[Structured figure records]
**********

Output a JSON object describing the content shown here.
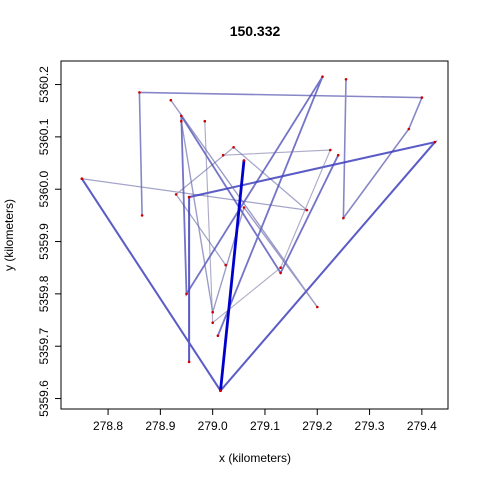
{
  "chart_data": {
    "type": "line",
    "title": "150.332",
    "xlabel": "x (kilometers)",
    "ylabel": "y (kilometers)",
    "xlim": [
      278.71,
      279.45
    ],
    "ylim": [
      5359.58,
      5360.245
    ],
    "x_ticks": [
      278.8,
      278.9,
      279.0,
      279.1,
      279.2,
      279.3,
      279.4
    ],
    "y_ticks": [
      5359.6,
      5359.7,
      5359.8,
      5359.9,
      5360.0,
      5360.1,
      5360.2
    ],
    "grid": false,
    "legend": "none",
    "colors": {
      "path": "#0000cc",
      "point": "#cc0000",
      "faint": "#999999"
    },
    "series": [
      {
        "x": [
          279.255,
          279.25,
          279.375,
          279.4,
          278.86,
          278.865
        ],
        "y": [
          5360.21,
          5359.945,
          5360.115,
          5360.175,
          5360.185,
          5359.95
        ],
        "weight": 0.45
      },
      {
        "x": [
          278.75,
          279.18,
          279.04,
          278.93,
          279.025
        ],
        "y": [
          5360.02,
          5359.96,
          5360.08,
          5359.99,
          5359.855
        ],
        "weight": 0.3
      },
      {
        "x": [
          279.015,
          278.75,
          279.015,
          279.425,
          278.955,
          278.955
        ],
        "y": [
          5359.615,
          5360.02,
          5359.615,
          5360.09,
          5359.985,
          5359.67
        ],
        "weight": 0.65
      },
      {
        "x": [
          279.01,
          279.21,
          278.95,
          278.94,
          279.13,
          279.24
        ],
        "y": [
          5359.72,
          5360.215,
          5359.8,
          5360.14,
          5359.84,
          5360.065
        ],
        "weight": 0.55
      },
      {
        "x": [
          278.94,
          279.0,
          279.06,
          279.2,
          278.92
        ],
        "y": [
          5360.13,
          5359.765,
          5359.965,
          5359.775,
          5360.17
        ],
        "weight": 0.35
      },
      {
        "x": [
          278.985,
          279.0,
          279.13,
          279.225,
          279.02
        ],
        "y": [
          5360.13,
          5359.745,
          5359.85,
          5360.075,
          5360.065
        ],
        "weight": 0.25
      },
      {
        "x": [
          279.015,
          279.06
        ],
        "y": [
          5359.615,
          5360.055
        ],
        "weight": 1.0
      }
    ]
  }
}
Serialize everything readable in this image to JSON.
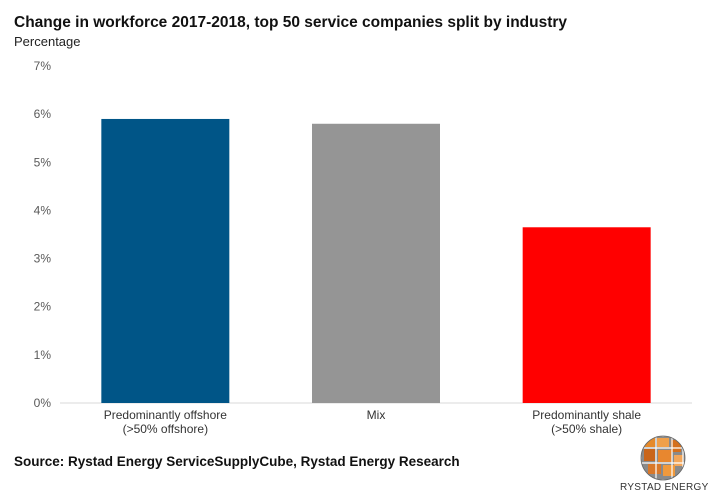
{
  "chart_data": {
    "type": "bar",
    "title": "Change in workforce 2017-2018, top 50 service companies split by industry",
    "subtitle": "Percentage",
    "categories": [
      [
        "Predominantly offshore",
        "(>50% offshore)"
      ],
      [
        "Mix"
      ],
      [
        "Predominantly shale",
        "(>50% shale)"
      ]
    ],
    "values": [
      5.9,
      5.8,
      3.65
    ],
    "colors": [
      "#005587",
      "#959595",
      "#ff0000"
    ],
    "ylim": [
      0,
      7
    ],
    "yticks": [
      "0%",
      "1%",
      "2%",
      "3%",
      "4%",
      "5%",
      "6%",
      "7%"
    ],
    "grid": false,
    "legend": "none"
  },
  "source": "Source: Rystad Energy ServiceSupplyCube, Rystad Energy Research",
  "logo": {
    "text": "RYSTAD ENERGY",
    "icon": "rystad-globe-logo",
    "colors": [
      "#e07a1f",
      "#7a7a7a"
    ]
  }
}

**********

## Directions for this task
Work through the records line by line and tally those holding "kilometers". Reply with the number alone.

## Output for this exercise
2